Which lines in the records below contain the word "Monogramm"? Copy each of them.
#### Information given ####
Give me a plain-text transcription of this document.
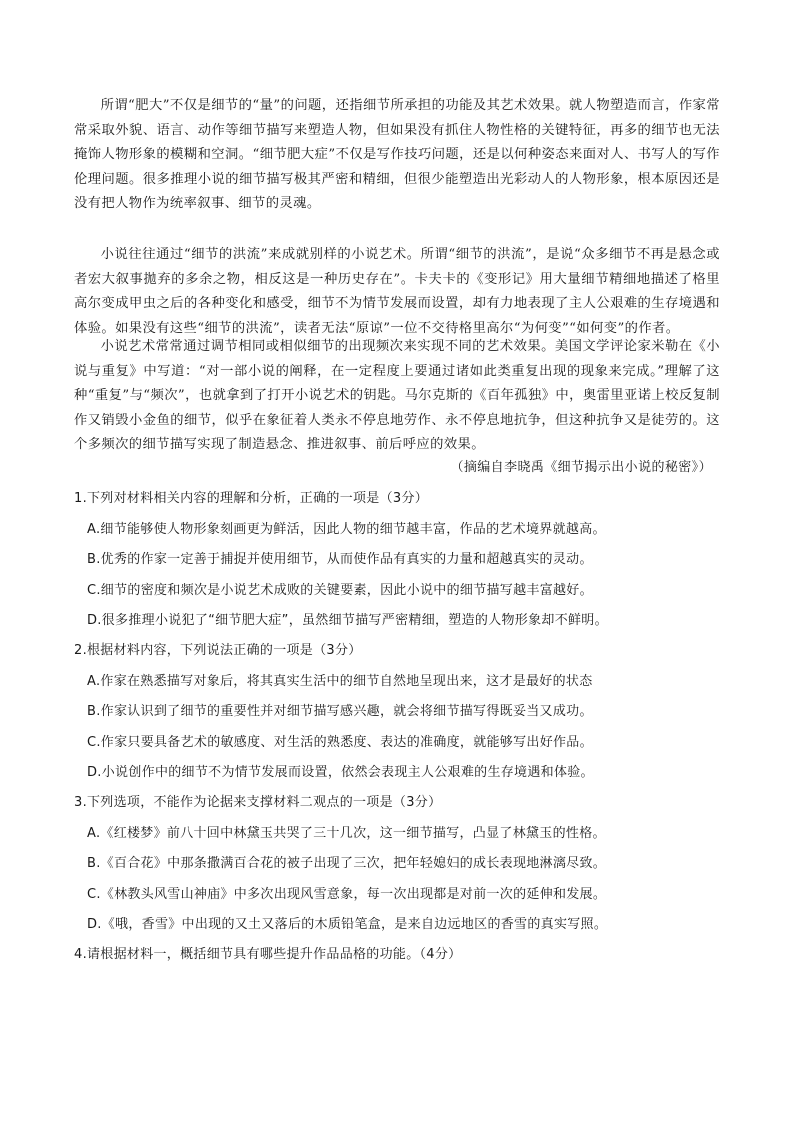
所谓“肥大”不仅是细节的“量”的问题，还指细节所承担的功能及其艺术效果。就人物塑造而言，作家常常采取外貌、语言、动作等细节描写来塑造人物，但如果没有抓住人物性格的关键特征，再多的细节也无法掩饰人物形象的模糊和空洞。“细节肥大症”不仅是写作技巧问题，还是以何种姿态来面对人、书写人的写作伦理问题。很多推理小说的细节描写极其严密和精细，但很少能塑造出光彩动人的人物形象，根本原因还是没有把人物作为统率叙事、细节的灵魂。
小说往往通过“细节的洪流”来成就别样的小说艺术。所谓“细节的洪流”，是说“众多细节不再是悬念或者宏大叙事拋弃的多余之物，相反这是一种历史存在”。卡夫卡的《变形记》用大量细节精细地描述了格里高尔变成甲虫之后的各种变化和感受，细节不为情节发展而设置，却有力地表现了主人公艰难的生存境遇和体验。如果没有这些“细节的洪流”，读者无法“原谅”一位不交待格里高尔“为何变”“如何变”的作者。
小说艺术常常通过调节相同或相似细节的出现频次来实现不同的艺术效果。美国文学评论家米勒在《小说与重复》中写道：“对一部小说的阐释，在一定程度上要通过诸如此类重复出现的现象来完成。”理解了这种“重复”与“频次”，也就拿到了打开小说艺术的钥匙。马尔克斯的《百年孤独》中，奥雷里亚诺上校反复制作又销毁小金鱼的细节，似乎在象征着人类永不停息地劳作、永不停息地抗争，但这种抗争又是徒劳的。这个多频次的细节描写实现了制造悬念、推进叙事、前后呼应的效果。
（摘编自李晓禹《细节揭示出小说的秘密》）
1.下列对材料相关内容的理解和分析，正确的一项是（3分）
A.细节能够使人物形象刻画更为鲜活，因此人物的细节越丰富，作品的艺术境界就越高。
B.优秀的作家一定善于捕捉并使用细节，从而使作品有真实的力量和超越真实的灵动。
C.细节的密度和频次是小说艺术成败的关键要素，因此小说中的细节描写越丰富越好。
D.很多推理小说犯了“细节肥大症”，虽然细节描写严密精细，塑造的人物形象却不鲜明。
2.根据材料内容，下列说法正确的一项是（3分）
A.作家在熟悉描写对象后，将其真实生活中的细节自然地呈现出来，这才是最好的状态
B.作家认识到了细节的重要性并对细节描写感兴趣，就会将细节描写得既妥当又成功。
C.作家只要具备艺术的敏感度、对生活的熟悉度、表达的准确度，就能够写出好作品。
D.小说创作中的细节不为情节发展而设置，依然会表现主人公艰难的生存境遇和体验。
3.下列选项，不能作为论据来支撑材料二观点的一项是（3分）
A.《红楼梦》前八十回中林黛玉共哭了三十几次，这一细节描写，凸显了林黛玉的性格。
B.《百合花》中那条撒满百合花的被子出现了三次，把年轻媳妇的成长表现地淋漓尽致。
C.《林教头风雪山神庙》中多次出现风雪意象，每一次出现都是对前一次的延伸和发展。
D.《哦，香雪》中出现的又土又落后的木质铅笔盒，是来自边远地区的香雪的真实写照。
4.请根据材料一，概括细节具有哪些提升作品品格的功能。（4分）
####
#### Information given ####
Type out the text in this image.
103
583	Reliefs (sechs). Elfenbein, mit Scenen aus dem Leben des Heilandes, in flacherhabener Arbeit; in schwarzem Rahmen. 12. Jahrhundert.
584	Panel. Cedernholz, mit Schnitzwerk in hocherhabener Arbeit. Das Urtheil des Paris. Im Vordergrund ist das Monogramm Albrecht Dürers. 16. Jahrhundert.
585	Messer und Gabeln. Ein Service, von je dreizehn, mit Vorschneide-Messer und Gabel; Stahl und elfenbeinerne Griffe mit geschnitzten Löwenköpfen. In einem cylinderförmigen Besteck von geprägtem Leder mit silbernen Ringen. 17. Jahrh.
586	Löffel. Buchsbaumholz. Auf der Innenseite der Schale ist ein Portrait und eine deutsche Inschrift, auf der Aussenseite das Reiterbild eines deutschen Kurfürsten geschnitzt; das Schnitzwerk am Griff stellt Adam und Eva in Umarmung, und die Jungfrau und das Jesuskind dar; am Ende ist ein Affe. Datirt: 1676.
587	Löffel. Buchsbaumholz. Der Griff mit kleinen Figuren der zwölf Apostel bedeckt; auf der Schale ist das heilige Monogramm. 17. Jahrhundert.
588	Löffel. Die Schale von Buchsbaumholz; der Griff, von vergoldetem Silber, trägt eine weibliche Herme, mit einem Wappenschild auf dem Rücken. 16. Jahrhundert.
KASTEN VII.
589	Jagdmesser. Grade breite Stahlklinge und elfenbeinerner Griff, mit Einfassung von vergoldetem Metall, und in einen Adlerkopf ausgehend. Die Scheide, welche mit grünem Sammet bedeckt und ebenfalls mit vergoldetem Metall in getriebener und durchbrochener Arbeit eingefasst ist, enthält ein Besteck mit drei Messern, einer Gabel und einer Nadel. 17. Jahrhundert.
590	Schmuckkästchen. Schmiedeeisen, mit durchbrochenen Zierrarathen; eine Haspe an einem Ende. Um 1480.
####
#### Information given ####
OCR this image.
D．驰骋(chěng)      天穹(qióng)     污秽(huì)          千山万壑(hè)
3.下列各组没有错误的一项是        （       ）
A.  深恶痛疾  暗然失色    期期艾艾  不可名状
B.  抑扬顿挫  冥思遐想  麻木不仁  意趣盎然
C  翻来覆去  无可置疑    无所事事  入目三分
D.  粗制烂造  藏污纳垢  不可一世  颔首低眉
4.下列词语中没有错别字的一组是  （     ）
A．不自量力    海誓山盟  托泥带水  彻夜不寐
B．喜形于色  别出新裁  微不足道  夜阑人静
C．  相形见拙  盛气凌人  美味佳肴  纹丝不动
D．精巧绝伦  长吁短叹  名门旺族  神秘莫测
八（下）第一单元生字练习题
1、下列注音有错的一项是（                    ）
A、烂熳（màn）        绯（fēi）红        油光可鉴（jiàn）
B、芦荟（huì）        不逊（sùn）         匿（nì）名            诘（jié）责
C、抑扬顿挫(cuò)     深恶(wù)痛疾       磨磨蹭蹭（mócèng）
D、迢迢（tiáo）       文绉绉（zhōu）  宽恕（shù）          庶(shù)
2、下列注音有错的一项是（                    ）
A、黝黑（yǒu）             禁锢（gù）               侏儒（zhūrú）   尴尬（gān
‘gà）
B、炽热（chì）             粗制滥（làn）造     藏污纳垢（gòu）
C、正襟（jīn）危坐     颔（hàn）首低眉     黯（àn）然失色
####
> _Result of this exercise_
584	Panel. Cedernholz, mit Schnitzwerk in hocherhabener Arbeit. Das Urtheil des Paris. Im Vordergrund ist das Monogramm Albrecht Dürers. 16. Jahrhundert.
587	Löffel. Buchsbaumholz. Der Griff mit kleinen Figuren der zwölf Apostel bedeckt; auf der Schale ist das heilige Monogramm. 17. Jahrhundert.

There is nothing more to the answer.